__AIM__
Can you pull out each line of the data below that includes the word "distance"?

Data items
····················
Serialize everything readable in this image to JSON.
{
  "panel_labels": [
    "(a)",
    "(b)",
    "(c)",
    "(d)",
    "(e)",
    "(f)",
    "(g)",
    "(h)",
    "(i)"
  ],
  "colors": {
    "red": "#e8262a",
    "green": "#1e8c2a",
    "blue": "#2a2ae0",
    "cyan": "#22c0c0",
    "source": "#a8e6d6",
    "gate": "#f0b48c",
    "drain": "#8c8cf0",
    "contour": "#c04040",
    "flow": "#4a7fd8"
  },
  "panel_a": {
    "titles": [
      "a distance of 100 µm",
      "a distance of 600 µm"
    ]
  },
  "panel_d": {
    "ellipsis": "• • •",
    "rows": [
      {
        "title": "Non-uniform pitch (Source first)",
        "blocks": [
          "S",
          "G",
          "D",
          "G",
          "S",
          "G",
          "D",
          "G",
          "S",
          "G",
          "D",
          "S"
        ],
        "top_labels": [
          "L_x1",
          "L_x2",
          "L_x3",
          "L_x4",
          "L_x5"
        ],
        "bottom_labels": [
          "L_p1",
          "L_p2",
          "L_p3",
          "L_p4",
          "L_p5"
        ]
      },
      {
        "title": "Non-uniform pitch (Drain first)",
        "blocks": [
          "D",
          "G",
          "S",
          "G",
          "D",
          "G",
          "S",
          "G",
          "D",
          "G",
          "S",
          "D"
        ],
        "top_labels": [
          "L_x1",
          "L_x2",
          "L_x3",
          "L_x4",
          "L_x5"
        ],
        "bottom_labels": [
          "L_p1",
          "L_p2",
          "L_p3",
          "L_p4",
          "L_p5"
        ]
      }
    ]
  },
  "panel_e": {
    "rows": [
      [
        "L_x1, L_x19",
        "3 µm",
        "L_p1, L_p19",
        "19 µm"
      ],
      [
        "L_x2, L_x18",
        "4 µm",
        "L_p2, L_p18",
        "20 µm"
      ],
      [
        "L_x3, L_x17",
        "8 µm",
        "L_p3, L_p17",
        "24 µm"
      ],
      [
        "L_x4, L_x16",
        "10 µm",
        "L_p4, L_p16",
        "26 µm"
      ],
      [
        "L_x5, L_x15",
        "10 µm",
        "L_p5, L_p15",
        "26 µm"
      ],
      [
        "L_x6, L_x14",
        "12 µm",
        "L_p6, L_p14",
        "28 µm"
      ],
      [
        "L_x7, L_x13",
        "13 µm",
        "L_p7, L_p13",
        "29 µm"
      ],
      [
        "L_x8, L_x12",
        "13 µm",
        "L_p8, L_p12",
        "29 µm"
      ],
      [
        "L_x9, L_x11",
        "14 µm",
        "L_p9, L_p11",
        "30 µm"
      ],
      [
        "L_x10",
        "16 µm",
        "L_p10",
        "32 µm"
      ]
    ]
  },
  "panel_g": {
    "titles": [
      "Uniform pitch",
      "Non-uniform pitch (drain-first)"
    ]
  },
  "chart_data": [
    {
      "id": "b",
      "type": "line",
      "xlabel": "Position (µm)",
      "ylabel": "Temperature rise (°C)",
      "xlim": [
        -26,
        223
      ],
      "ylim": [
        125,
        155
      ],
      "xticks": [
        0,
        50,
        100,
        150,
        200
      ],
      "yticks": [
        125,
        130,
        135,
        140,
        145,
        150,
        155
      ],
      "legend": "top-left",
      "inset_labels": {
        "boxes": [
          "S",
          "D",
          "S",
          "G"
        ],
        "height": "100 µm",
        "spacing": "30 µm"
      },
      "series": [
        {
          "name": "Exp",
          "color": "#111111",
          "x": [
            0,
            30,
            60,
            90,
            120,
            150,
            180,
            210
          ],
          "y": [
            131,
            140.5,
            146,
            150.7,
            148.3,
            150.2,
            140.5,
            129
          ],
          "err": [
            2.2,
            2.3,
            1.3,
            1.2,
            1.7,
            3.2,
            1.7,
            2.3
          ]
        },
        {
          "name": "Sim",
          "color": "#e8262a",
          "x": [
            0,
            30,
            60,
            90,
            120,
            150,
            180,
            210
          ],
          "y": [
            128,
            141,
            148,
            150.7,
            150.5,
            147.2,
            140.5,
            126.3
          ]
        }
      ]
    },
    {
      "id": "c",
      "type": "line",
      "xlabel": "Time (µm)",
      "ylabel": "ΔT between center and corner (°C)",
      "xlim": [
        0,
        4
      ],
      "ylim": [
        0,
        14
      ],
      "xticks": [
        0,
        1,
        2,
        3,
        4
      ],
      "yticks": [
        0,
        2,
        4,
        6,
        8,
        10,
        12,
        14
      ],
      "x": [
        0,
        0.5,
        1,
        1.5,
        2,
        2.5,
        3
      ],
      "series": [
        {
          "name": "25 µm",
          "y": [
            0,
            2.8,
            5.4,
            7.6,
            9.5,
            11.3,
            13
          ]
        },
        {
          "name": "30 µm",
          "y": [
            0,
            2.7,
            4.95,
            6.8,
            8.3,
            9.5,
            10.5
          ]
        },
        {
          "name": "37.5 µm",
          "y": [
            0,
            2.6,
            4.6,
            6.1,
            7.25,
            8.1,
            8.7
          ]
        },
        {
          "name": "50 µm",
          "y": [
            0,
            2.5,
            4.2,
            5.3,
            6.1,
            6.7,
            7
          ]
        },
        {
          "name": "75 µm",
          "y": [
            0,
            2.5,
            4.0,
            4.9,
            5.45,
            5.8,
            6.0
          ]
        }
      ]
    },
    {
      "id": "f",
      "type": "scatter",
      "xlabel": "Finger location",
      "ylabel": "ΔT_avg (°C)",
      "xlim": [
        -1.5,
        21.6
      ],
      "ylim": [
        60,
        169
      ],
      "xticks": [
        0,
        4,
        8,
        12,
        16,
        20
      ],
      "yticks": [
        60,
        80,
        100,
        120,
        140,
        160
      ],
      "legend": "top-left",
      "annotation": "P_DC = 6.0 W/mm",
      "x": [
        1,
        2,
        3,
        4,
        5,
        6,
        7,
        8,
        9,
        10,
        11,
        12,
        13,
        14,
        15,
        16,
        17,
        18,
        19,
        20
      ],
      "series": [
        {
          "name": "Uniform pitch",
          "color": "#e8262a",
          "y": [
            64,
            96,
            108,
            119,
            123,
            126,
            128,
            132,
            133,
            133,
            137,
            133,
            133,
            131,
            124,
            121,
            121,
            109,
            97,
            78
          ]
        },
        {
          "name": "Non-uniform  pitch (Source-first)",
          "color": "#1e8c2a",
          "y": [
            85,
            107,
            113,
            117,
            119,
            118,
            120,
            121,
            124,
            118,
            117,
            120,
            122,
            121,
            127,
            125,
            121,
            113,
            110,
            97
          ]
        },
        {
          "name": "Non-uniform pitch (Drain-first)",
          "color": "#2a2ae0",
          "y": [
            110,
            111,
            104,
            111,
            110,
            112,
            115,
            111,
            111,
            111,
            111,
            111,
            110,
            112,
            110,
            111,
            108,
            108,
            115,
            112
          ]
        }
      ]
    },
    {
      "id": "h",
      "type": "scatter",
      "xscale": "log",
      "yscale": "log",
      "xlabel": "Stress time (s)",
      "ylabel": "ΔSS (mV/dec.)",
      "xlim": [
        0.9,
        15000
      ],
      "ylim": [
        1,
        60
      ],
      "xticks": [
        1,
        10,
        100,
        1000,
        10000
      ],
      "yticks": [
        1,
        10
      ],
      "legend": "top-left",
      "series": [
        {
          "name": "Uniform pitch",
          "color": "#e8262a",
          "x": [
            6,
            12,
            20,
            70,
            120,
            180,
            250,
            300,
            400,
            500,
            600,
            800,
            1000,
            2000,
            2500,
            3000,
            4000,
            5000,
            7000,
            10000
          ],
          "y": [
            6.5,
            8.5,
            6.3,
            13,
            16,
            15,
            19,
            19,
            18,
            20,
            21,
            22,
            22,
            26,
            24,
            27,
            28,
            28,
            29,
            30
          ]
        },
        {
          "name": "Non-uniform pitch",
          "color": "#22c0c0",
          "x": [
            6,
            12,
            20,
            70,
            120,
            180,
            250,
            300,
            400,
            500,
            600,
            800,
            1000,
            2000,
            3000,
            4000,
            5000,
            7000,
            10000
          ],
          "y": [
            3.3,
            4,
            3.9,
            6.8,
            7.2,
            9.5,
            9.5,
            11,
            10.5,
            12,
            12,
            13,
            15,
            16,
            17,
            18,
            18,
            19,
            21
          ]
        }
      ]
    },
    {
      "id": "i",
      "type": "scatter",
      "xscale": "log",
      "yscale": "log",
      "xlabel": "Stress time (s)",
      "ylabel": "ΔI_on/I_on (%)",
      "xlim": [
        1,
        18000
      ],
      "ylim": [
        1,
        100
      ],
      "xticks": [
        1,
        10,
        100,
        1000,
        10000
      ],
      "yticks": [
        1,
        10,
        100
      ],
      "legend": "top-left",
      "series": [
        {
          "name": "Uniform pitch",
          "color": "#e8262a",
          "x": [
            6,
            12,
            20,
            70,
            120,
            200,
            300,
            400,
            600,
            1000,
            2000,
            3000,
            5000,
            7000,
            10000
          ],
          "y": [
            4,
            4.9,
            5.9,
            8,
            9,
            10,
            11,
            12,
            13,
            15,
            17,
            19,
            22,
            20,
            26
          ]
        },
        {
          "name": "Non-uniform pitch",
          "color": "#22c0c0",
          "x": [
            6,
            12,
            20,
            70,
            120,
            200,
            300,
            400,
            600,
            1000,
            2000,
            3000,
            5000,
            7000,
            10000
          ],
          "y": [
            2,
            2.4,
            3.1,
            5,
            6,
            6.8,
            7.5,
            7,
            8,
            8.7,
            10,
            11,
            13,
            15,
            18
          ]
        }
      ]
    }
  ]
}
····················
__SOLVED PROBLEM__
      "a distance of 100 µm",
      "a distance of 600 µm"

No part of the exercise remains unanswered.